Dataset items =
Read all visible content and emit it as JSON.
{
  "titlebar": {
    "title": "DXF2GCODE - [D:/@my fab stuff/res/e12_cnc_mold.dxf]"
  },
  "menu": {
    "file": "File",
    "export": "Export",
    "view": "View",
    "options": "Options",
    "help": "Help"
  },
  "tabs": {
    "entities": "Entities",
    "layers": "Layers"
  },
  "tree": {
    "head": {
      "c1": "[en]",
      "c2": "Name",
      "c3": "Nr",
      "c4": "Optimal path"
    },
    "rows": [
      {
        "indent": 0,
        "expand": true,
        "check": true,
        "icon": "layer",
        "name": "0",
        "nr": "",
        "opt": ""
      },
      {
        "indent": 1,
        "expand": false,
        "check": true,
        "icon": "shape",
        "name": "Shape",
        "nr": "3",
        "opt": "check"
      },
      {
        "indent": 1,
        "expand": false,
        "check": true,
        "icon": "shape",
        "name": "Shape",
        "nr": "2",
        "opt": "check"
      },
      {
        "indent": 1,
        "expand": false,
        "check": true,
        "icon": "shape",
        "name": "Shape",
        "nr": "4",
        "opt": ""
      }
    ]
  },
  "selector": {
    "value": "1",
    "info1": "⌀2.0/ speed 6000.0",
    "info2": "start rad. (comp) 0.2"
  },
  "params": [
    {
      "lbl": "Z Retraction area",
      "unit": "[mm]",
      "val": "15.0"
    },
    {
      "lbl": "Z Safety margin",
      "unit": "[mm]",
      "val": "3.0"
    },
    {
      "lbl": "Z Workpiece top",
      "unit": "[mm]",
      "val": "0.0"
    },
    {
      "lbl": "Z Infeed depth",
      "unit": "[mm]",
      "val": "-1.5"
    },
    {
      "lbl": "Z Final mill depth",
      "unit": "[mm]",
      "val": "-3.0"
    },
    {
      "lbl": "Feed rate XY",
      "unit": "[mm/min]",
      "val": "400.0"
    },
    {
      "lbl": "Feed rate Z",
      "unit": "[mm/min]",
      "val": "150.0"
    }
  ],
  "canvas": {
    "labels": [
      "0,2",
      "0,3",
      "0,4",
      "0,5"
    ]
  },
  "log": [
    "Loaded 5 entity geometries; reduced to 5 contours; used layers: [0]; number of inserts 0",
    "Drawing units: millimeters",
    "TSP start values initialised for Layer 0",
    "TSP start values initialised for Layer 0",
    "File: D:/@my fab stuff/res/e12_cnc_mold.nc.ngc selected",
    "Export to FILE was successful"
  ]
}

INSTRUCTIONS FOR THE TASK = Each line that holds the word "depth" should be extracted from the records.

COMPLETED EXERCISE =
      "lbl": "Z Infeed depth",
      "lbl": "Z Final mill depth",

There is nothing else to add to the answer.